Check each line of the data for "this" and select those that have it.

### Data entries

|---|

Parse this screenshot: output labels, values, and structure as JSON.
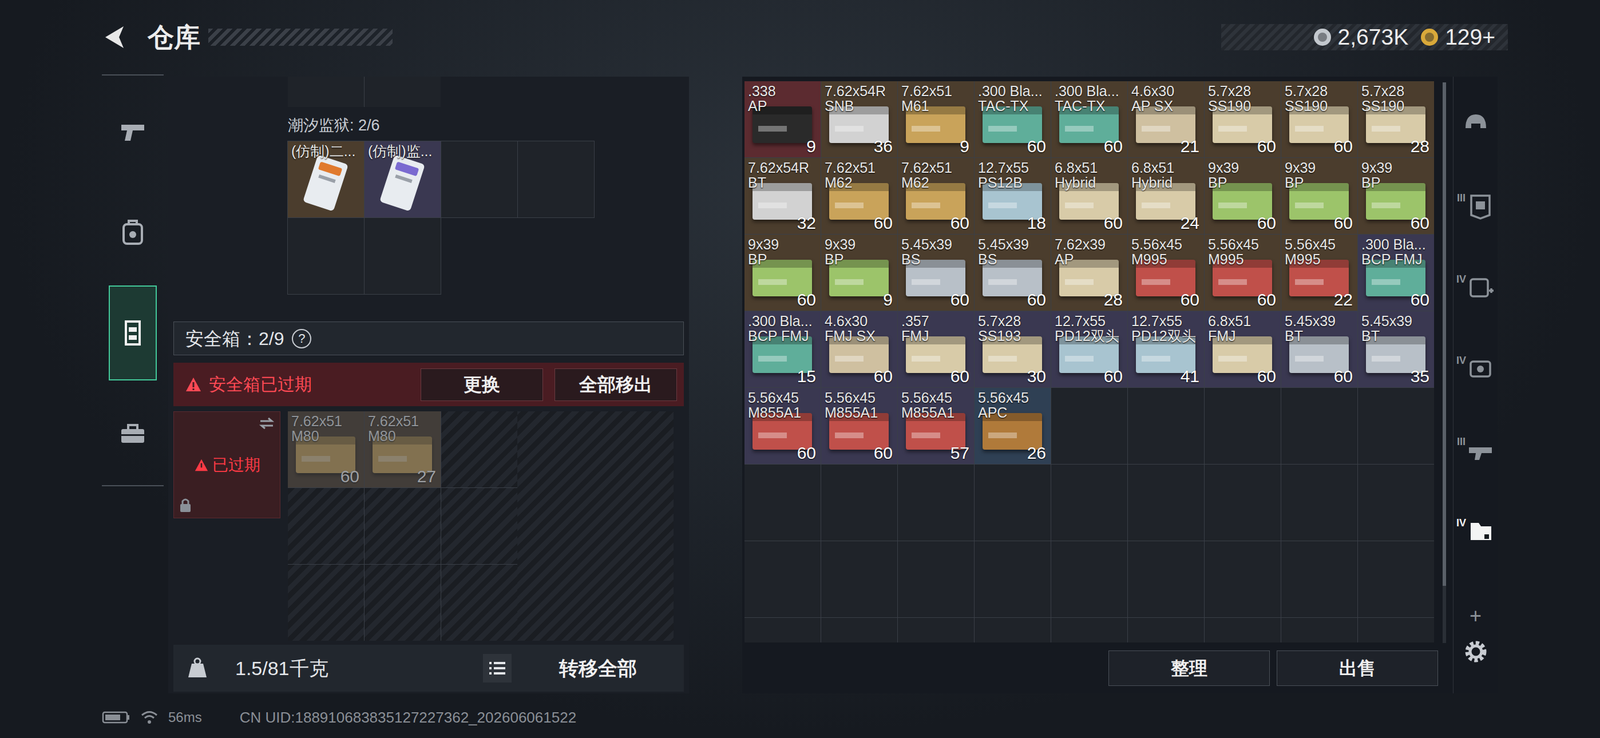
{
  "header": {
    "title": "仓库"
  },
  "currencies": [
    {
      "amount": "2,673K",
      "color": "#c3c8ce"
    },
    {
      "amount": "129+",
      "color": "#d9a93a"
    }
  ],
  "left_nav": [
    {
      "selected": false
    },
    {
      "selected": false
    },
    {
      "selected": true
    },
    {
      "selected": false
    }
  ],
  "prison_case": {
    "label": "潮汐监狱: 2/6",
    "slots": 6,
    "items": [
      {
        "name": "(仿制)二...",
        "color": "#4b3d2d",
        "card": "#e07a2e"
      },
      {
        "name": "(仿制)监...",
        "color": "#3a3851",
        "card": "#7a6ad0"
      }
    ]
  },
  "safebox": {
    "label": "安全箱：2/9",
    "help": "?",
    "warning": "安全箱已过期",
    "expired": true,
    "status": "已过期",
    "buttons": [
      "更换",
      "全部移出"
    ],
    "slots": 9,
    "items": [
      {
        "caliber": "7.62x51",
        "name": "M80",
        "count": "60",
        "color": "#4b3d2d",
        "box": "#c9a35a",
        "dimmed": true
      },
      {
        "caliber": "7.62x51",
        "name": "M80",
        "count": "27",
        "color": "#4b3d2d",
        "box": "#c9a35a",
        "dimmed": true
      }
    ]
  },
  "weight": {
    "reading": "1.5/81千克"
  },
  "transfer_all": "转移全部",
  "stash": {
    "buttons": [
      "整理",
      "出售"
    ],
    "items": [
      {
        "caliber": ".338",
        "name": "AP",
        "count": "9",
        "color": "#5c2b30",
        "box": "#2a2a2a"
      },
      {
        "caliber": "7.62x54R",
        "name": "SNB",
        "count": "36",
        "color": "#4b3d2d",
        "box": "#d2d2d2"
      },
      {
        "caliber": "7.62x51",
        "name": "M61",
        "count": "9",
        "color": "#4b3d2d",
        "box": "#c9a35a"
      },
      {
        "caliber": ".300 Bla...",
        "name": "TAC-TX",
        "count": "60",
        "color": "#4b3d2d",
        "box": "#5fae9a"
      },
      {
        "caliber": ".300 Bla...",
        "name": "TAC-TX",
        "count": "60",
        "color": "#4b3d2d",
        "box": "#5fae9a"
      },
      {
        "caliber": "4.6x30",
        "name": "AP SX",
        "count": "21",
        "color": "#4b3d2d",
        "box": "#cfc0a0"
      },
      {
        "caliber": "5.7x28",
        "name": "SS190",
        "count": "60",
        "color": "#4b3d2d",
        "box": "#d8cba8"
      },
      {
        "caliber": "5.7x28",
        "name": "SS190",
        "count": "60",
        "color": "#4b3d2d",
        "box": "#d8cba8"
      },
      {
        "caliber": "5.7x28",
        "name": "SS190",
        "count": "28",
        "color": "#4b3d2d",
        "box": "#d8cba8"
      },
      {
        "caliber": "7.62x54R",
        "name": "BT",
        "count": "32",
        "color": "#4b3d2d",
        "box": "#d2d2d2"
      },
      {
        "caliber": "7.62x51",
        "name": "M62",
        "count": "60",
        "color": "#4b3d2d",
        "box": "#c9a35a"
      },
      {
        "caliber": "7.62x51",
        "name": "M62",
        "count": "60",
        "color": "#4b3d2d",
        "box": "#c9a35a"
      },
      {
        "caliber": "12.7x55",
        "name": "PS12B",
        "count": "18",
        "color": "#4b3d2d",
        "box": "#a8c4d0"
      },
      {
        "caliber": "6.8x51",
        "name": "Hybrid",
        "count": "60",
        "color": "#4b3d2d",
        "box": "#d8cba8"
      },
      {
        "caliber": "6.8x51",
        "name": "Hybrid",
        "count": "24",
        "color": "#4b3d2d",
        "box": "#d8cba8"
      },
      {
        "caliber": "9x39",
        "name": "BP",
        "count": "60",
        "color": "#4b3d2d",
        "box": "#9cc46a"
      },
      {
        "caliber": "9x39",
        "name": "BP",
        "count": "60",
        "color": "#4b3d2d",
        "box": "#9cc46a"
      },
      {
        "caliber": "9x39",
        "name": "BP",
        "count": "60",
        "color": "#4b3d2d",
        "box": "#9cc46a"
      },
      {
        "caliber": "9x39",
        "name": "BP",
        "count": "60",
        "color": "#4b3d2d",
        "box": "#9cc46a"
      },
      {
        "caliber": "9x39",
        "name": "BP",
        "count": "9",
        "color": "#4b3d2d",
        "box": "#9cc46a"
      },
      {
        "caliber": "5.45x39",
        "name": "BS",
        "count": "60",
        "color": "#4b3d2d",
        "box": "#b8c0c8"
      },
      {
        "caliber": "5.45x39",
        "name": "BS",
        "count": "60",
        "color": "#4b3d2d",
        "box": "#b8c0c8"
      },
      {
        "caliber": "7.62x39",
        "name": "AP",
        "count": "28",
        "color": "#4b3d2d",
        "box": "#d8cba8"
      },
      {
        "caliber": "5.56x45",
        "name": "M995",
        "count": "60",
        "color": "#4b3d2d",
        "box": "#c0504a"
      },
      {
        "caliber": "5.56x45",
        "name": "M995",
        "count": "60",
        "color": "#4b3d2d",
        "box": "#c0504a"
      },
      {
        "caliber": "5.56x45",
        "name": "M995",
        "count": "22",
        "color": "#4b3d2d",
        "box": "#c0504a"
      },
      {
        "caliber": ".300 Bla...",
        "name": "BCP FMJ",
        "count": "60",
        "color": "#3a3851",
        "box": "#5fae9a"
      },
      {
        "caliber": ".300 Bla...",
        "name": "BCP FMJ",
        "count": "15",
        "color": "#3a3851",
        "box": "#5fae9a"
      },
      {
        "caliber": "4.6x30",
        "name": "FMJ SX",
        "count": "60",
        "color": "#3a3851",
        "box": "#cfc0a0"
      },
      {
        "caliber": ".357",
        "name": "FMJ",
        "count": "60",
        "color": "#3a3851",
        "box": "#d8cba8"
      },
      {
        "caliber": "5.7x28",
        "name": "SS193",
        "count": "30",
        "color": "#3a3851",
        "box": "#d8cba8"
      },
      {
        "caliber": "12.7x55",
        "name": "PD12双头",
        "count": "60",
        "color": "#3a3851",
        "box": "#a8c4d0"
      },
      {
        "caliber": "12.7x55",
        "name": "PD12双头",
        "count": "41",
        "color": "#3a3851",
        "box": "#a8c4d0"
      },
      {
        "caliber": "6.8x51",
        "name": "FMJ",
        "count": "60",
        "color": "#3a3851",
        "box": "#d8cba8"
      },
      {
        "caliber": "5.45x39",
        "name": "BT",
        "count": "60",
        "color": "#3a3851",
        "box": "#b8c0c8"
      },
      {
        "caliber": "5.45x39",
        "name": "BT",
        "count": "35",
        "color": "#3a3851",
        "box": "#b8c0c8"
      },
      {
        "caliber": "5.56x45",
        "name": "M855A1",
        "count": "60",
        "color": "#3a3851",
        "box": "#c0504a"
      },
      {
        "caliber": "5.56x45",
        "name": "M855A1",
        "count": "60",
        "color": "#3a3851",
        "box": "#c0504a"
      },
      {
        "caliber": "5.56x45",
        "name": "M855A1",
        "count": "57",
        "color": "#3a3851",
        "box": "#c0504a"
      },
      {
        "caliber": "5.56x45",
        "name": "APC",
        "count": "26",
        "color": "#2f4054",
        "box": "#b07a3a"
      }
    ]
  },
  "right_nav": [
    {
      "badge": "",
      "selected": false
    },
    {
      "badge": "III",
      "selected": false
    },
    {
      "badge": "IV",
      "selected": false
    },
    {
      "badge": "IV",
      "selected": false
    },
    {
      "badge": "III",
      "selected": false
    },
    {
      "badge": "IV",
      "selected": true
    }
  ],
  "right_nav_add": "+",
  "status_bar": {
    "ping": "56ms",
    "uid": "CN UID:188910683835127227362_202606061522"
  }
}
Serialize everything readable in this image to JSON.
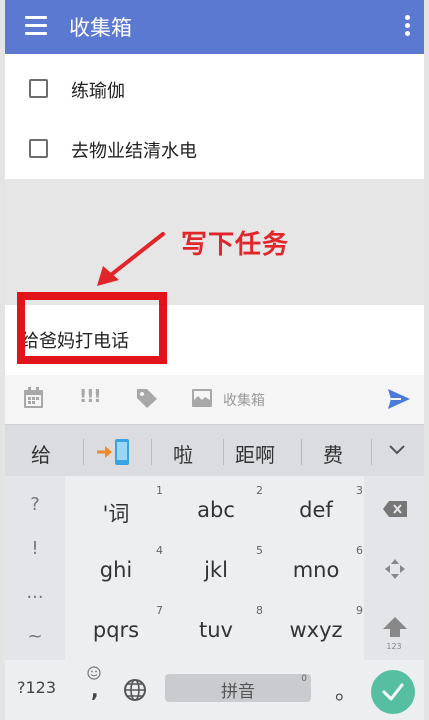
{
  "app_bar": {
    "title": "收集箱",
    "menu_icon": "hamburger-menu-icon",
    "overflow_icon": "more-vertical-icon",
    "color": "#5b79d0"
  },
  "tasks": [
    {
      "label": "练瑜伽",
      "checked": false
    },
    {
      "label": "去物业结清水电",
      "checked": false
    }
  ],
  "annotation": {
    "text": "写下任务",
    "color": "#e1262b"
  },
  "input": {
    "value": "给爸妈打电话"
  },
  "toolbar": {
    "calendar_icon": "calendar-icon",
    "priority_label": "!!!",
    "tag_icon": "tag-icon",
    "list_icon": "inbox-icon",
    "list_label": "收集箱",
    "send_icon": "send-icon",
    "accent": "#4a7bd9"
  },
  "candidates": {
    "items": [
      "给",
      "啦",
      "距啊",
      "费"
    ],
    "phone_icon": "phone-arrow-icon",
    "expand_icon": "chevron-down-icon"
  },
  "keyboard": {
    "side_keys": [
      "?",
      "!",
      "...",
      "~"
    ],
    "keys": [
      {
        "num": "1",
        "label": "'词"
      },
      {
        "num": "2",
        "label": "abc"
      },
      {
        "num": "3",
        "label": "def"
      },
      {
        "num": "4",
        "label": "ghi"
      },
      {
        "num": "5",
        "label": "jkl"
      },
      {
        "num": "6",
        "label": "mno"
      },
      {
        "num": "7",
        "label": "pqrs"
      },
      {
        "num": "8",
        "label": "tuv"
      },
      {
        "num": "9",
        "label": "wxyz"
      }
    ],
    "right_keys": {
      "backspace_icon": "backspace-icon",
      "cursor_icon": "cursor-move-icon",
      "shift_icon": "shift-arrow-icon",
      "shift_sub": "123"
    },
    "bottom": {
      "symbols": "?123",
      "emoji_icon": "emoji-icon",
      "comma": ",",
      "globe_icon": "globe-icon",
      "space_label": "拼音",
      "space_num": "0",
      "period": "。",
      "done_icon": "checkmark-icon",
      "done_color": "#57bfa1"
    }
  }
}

|---|

### Solved problem
Parse this screenshot: output labels, values, and structure as JSON.
Serialize everything readable in this image to JSON.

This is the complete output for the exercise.